Whenever a line contains the string "title", copy it out of the entries.

──────── Records provided

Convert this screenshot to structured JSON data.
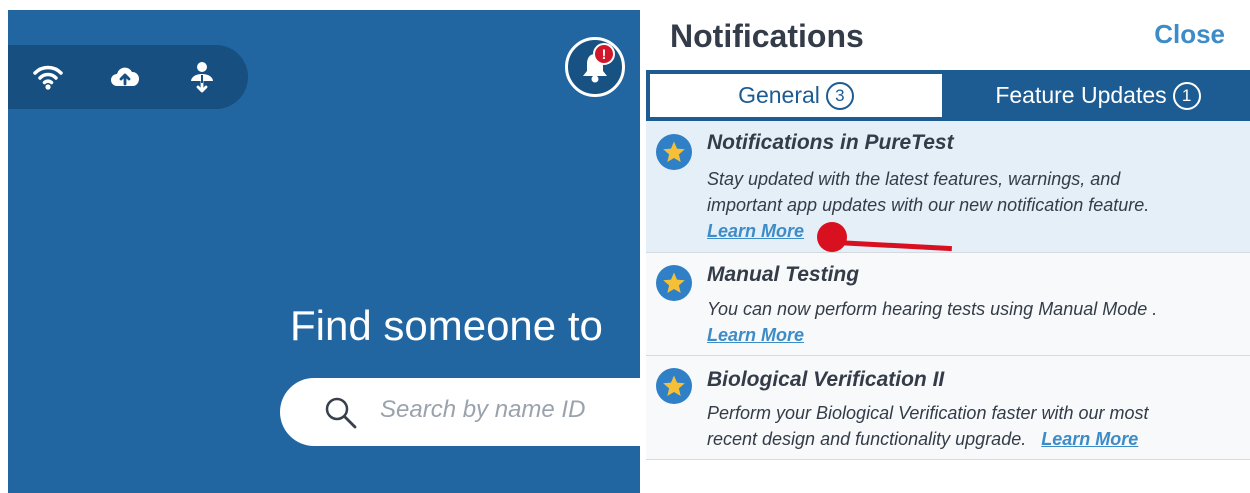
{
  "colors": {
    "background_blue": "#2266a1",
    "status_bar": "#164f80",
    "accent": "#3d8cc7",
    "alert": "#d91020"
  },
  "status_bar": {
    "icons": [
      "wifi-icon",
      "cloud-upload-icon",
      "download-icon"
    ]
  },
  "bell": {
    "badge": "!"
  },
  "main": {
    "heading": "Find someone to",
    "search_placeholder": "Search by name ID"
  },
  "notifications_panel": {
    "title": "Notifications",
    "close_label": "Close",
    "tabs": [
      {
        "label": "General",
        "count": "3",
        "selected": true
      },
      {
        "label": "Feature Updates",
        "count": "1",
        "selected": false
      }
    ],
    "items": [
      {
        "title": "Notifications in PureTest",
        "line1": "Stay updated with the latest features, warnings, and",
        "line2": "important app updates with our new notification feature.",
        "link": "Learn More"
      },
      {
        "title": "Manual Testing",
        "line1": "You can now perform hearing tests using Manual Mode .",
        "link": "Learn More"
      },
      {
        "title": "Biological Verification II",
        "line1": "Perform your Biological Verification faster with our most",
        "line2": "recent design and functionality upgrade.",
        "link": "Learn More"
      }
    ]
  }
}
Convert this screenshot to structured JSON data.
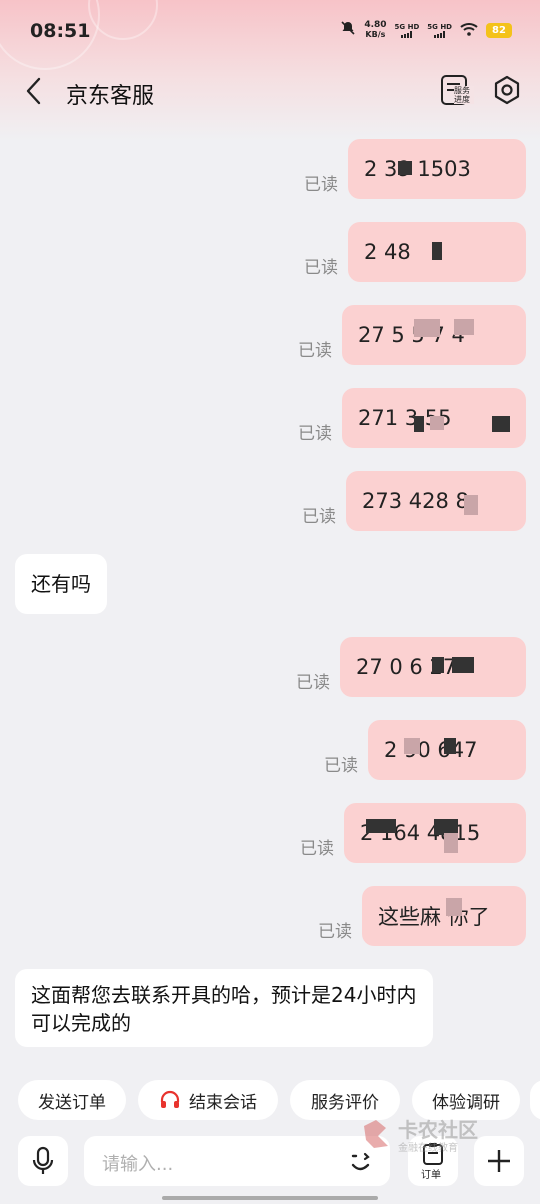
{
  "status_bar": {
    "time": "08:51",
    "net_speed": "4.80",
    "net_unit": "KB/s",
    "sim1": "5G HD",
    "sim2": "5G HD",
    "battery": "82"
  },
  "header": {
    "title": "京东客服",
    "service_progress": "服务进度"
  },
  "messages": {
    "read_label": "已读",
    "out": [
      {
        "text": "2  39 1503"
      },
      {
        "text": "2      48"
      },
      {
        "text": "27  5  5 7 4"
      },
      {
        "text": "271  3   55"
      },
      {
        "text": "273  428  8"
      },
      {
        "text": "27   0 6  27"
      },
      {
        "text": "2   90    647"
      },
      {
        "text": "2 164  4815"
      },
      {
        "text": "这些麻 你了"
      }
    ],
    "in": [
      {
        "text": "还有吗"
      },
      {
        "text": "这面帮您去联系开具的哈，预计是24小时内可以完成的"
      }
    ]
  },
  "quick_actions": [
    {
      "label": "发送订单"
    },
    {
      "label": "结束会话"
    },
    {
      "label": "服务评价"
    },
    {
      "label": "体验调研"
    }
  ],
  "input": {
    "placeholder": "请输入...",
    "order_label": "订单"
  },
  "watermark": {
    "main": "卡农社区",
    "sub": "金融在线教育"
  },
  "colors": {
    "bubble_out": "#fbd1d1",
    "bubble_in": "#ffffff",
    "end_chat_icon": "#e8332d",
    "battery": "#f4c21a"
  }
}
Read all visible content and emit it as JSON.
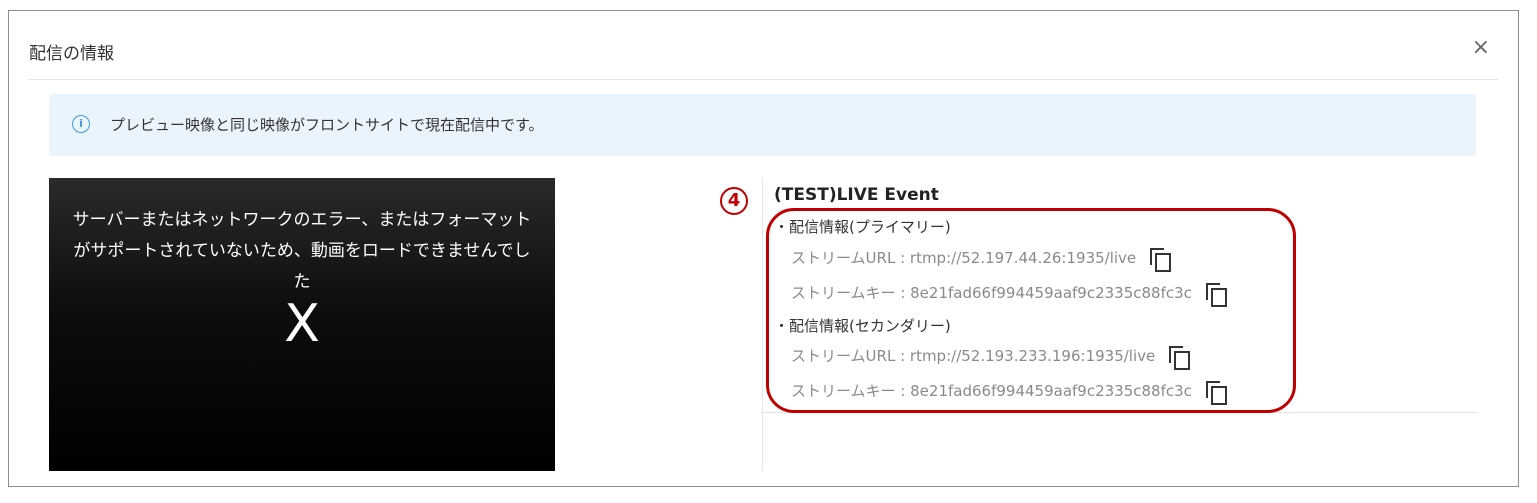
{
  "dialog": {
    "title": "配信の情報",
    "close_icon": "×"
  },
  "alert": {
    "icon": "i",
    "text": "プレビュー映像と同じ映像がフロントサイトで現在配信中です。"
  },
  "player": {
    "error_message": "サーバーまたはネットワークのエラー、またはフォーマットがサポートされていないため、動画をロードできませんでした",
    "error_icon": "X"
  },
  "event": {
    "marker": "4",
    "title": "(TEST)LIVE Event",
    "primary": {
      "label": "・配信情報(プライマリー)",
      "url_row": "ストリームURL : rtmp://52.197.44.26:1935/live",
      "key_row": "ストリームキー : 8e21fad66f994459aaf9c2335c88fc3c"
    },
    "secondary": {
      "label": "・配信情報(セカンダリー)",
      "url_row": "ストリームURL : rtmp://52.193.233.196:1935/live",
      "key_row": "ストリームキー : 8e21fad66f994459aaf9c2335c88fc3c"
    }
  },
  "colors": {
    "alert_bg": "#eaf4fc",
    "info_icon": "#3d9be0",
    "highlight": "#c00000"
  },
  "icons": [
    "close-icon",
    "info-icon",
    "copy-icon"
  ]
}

────────────────

Answer to this task:
    "title": "Notifications",
        "title": "Notifications in PureTest",
        "title": "Manual Testing",
        "title": "Biological Verification II",
    "title": "京东客服",
    "title": "配信の情報",
    "title": "(TEST)LIVE Event",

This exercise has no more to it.